**What to work on**
The word "They" may appear in lines of the data; say how many such lines there are, with nothing beyond the number.

(Stored data entries)
* * * *

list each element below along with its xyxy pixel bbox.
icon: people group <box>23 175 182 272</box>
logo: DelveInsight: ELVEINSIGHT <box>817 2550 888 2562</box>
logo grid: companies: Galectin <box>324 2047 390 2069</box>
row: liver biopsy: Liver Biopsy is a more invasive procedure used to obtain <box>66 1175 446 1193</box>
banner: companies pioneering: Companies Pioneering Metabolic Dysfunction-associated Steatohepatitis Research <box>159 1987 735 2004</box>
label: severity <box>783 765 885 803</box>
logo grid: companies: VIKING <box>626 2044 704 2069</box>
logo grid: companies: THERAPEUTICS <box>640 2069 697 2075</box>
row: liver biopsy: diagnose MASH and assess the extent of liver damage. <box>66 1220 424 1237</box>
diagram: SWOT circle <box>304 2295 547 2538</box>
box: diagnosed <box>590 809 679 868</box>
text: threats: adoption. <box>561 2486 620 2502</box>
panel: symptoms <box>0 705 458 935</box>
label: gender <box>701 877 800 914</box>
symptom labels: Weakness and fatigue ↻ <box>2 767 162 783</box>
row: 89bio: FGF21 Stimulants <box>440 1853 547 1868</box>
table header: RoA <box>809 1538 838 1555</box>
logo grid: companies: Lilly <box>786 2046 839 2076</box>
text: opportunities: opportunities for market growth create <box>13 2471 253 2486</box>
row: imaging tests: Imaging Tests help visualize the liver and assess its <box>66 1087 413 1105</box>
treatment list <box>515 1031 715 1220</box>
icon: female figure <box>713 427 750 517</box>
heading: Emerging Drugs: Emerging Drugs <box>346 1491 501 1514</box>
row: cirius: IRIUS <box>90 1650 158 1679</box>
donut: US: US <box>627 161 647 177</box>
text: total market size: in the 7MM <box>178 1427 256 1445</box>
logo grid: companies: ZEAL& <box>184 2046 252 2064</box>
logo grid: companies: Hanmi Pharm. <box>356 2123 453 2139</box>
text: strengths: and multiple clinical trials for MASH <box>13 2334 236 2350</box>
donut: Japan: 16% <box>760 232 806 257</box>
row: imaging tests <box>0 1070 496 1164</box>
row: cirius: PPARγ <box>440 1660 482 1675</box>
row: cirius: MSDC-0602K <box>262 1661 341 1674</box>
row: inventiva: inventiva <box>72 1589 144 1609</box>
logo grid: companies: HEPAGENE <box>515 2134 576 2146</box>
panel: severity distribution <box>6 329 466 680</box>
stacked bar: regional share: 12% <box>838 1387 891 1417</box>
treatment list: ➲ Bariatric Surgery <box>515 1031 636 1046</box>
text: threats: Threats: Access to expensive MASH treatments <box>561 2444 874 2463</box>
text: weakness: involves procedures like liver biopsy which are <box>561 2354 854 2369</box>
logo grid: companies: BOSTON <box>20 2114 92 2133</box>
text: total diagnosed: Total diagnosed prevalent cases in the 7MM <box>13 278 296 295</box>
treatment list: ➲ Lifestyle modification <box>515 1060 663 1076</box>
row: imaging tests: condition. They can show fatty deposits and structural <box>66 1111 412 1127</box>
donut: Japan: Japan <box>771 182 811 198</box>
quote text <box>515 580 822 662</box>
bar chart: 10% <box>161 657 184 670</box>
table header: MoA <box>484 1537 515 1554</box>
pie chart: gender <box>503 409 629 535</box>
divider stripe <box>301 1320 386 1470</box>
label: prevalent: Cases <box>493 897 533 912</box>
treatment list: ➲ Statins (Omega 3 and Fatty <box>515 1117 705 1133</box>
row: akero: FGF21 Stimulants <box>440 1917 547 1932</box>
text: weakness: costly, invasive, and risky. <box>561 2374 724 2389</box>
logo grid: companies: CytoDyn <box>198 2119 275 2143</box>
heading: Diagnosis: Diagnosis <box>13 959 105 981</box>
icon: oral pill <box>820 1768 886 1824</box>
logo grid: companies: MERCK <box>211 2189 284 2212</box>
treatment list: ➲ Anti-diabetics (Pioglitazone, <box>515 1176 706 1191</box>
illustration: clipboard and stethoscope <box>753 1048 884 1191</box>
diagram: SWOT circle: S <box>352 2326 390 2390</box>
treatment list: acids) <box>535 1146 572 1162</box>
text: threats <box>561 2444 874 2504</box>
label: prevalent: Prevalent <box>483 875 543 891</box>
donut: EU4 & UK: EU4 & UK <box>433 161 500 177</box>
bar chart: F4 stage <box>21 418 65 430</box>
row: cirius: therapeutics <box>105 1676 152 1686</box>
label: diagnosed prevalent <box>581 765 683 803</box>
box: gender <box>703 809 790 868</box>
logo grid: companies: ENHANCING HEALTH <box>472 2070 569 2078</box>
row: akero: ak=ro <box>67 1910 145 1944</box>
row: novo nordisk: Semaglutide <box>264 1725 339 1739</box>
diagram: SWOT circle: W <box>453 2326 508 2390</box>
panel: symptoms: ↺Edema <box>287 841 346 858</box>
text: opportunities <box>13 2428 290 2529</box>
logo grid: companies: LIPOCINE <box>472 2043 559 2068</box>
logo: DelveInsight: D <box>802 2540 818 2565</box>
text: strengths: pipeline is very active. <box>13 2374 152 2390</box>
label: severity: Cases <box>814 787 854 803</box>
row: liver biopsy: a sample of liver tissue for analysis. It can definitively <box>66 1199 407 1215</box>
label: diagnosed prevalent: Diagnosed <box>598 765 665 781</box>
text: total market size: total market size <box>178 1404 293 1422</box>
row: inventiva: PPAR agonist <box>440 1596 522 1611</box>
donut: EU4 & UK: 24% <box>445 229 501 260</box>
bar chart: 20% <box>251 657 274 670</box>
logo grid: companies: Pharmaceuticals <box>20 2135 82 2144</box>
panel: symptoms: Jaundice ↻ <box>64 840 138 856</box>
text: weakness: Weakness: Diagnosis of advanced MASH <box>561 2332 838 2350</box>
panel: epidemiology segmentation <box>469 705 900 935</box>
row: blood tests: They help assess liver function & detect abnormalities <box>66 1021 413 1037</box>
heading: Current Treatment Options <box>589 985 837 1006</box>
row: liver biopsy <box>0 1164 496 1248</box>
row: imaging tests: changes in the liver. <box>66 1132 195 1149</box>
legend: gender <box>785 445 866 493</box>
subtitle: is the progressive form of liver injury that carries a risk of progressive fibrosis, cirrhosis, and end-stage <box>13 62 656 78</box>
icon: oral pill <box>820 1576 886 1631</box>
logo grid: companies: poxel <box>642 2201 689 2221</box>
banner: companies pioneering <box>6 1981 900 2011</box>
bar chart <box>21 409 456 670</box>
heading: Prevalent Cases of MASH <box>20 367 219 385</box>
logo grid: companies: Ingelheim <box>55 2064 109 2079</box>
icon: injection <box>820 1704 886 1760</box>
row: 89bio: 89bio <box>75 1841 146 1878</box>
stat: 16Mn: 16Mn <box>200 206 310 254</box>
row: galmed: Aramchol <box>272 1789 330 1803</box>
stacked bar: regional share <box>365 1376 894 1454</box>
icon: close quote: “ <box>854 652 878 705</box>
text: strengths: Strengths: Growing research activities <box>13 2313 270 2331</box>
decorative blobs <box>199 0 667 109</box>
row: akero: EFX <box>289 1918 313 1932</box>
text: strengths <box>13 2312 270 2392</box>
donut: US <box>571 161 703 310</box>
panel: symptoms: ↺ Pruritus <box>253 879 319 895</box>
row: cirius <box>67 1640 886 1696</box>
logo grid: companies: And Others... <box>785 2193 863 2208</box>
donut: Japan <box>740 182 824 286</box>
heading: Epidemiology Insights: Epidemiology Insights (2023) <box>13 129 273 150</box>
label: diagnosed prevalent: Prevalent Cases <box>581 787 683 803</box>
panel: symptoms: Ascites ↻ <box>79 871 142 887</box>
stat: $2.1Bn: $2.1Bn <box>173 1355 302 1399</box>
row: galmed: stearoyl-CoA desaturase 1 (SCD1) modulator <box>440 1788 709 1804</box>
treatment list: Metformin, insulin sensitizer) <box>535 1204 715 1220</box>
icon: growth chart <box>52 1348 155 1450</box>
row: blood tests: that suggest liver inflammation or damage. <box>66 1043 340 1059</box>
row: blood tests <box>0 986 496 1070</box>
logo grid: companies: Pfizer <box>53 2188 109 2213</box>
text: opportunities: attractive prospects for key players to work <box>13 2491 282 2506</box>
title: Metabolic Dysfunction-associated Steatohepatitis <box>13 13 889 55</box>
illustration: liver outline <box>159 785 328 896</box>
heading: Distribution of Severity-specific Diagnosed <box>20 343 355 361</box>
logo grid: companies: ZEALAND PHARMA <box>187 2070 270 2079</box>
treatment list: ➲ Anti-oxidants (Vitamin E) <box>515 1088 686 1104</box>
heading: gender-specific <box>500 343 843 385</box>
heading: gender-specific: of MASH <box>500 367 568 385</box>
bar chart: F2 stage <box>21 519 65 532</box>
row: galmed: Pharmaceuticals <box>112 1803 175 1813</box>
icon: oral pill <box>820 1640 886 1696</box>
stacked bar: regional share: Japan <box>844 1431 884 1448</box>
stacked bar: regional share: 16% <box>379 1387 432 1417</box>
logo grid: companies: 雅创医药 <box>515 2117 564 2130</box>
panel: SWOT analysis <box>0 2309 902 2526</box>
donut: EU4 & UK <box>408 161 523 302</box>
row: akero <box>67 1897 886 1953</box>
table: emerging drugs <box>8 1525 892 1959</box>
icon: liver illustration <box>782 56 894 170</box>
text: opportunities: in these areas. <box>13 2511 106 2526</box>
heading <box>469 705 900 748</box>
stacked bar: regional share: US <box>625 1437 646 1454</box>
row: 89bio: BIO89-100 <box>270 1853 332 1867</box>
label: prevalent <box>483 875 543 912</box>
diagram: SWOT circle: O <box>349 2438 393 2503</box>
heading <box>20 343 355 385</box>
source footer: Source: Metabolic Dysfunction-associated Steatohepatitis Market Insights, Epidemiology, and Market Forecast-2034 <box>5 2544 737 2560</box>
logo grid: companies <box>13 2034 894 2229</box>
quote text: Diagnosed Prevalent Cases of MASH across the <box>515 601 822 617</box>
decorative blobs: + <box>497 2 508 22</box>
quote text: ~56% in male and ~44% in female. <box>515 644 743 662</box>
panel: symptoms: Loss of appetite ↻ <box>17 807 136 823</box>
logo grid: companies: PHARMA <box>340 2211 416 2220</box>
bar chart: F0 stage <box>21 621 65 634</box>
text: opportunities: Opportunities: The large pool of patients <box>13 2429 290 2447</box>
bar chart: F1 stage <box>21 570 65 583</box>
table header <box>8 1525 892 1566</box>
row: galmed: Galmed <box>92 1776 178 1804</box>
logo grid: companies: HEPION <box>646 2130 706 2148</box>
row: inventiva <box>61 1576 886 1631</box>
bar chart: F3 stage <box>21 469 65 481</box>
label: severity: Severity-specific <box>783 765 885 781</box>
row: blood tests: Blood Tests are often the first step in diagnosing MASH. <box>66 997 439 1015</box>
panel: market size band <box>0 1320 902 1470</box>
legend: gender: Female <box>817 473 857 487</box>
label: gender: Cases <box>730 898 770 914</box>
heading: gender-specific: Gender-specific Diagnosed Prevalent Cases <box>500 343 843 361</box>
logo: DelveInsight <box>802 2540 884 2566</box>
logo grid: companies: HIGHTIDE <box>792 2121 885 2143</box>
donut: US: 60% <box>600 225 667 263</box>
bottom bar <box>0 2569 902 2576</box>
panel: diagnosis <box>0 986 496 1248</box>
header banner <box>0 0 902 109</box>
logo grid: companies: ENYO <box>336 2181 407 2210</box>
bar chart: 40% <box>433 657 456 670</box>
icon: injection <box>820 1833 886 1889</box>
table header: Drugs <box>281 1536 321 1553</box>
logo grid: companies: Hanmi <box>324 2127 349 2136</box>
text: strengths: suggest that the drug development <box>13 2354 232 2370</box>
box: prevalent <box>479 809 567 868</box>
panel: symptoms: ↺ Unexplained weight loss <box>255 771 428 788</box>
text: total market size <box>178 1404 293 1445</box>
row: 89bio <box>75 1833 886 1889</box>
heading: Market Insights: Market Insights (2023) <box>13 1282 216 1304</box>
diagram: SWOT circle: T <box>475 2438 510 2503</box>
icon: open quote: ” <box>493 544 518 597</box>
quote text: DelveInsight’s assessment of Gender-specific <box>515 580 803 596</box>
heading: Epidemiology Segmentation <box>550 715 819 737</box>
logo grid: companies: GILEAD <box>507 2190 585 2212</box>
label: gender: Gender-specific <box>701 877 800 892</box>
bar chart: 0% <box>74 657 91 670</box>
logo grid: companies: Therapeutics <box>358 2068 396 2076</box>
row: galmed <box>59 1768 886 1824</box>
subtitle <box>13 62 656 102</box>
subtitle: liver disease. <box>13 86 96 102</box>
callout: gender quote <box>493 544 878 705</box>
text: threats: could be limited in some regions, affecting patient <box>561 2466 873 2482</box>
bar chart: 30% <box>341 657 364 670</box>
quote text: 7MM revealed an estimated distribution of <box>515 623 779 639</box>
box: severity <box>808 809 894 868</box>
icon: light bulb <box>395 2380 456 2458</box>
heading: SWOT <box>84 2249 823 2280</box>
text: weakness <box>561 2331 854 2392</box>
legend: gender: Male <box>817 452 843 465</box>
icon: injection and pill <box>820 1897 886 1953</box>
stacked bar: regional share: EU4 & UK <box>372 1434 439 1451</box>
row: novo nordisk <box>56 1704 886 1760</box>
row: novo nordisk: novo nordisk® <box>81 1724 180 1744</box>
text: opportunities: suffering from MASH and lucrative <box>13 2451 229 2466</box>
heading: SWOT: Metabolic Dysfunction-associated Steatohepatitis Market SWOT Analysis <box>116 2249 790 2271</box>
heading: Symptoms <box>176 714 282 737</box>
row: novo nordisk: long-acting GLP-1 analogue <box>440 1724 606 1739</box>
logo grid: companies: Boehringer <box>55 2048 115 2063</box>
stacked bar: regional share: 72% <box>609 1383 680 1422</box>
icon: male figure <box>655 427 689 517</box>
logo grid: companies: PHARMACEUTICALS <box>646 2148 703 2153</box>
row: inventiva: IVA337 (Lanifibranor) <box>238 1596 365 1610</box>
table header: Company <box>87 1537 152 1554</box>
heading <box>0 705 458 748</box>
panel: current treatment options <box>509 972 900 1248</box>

* * * *

**Answer below**
2